═════ PROVIDED INFORMATION
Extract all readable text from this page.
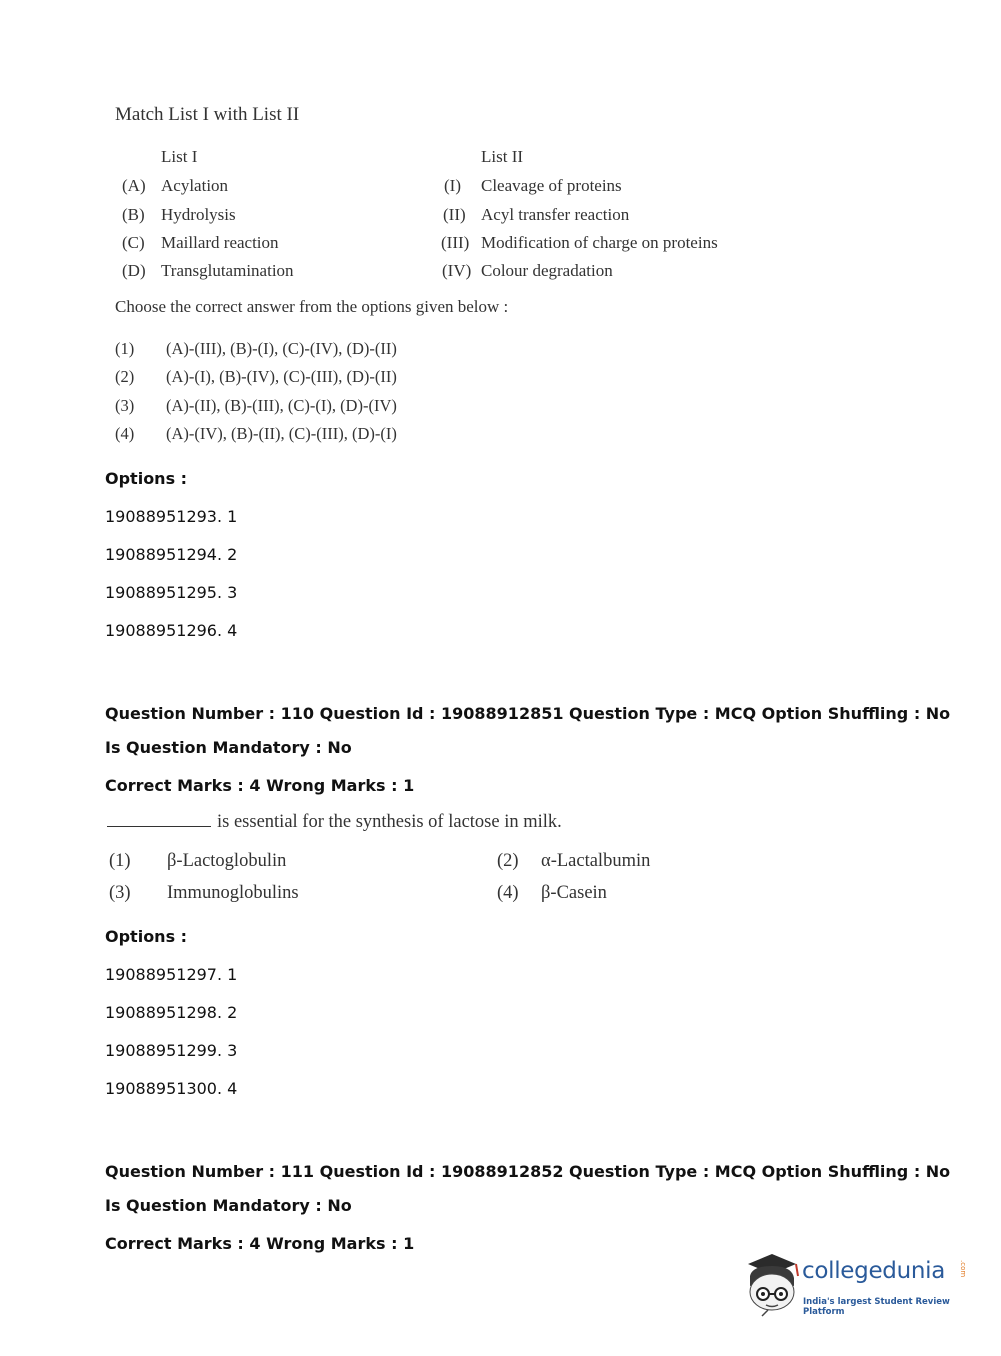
Match List I with List II
List I	List II
(A) Acylation	(I) Cleavage of proteins
(B) Hydrolysis	(II) Acyl transfer reaction
(C) Maillard reaction	(III) Modification of charge on proteins
(D) Transglutamination	(IV) Colour degradation
Choose the correct answer from the options given below :
(1) (A)-(III), (B)-(I), (C)-(IV), (D)-(II)
(2) (A)-(I), (B)-(IV), (C)-(III), (D)-(II)
(3) (A)-(II), (B)-(III), (C)-(I), (D)-(IV)
(4) (A)-(IV), (B)-(II), (C)-(III), (D)-(I)
Options :
19088951293. 1
19088951294. 2
19088951295. 3
19088951296. 4
Question Number : 110 Question Id : 19088912851 Question Type : MCQ Option Shuffling : No
Is Question Mandatory : No
Correct Marks : 4 Wrong Marks : 1
is essential for the synthesis of lactose in milk.
(1) β-Lactoglobulin	(2) α-Lactalbumin
(3) Immunoglobulins	(4) β-Casein
Options :
19088951297. 1
19088951298. 2
19088951299. 3
19088951300. 4
Question Number : 111 Question Id : 19088912852 Question Type : MCQ Option Shuffling : No
Is Question Mandatory : No
Correct Marks : 4 Wrong Marks : 1
collegedunia .com
India's largest Student Review Platform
══════════
**EXERCISE REQUIREMENTS**: All of the records need to be reproduced exactly, with each picture omitted.

**RESPONSE AREA**:
Extract all readable text from this page.
Match List I with List II
List I	List II
(A) Acylation	(I) Cleavage of proteins
(B) Hydrolysis	(II) Acyl transfer reaction
(C) Maillard reaction	(III) Modification of charge on proteins
(D) Transglutamination	(IV) Colour degradation
Choose the correct answer from the options given below :
(1) (A)-(III), (B)-(I), (C)-(IV), (D)-(II)
(2) (A)-(I), (B)-(IV), (C)-(III), (D)-(II)
(3) (A)-(II), (B)-(III), (C)-(I), (D)-(IV)
(4) (A)-(IV), (B)-(II), (C)-(III), (D)-(I)
Options :
19088951293. 1
19088951294. 2
19088951295. 3
19088951296. 4
Question Number : 110 Question Id : 19088912851 Question Type : MCQ Option Shuffling : No
Is Question Mandatory : No
Correct Marks : 4 Wrong Marks : 1
is essential for the synthesis of lactose in milk.
(1) β-Lactoglobulin	(2) α-Lactalbumin
(3) Immunoglobulins	(4) β-Casein
Options :
19088951297. 1
19088951298. 2
19088951299. 3
19088951300. 4
Question Number : 111 Question Id : 19088912852 Question Type : MCQ Option Shuffling : No
Is Question Mandatory : No
Correct Marks : 4 Wrong Marks : 1
collegedunia .com
India's largest Student Review Platform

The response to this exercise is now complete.